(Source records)
--- start ---

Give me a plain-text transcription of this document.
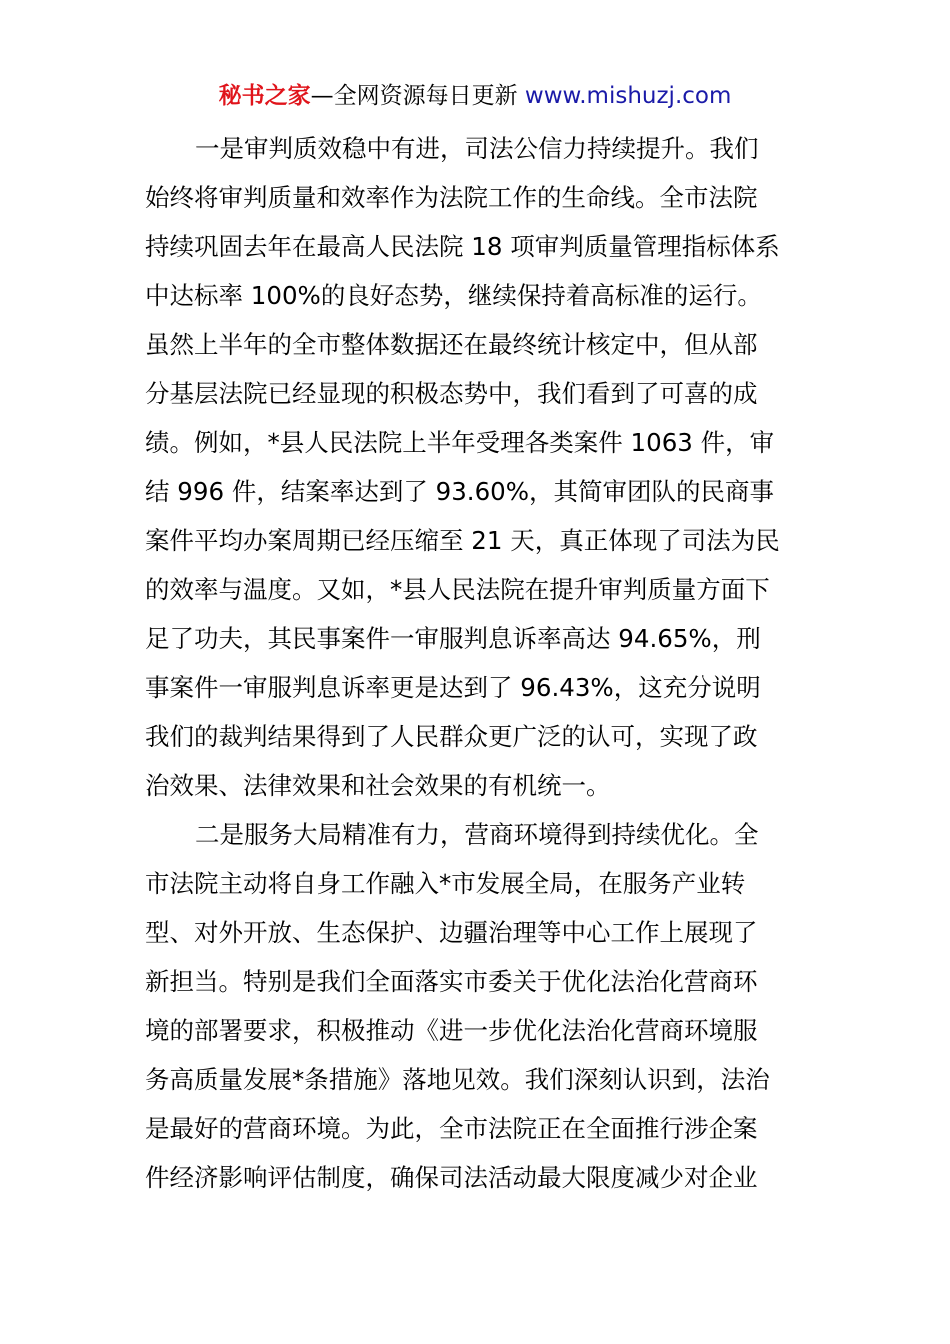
秘书之家—全网资源每日更新 www.mishuzj.com
一是审判质效稳中有进，司法公信力持续提升。我们
始终将审判质量和效率作为法院工作的生命线。全市法院
持续巩固去年在最高人民法院 18 项审判质量管理指标体系
中达标率 100%的良好态势，继续保持着高标准的运行。
虽然上半年的全市整体数据还在最终统计核定中，但从部
分基层法院已经显现的积极态势中，我们看到了可喜的成
绩。例如，*县人民法院上半年受理各类案件 1063 件，审
结 996 件，结案率达到了 93.60%，其简审团队的民商事
案件平均办案周期已经压缩至 21 天，真正体现了司法为民
的效率与温度。又如，*县人民法院在提升审判质量方面下
足了功夫，其民事案件一审服判息诉率高达 94.65%，刑
事案件一审服判息诉率更是达到了 96.43%，这充分说明
我们的裁判结果得到了人民群众更广泛的认可，实现了政
治效果、法律效果和社会效果的有机统一。
二是服务大局精准有力，营商环境得到持续优化。全
市法院主动将自身工作融入*市发展全局，在服务产业转
型、对外开放、生态保护、边疆治理等中心工作上展现了
新担当。特别是我们全面落实市委关于优化法治化营商环
境的部署要求，积极推动《进一步优化法治化营商环境服
务高质量发展*条措施》落地见效。我们深刻认识到，法治
是最好的营商环境。为此，全市法院正在全面推行涉企案
件经济影响评估制度，确保司法活动最大限度减少对企业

--- end ---

What you will do: Skip the pictures and transcribe the rest of the records exactly.

The response:
Give me a plain-text transcription of this document.
秘书之家—全网资源每日更新 www.mishuzj.com
一是审判质效稳中有进，司法公信力持续提升。我们
始终将审判质量和效率作为法院工作的生命线。全市法院
持续巩固去年在最高人民法院 18 项审判质量管理指标体系
中达标率 100%的良好态势，继续保持着高标准的运行。
虽然上半年的全市整体数据还在最终统计核定中，但从部
分基层法院已经显现的积极态势中，我们看到了可喜的成
绩。例如，*县人民法院上半年受理各类案件 1063 件，审
结 996 件，结案率达到了 93.60%，其简审团队的民商事
案件平均办案周期已经压缩至 21 天，真正体现了司法为民
的效率与温度。又如，*县人民法院在提升审判质量方面下
足了功夫，其民事案件一审服判息诉率高达 94.65%，刑
事案件一审服判息诉率更是达到了 96.43%，这充分说明
我们的裁判结果得到了人民群众更广泛的认可，实现了政
治效果、法律效果和社会效果的有机统一。
二是服务大局精准有力，营商环境得到持续优化。全
市法院主动将自身工作融入*市发展全局，在服务产业转
型、对外开放、生态保护、边疆治理等中心工作上展现了
新担当。特别是我们全面落实市委关于优化法治化营商环
境的部署要求，积极推动《进一步优化法治化营商环境服
务高质量发展*条措施》落地见效。我们深刻认识到，法治
是最好的营商环境。为此，全市法院正在全面推行涉企案
件经济影响评估制度，确保司法活动最大限度减少对企业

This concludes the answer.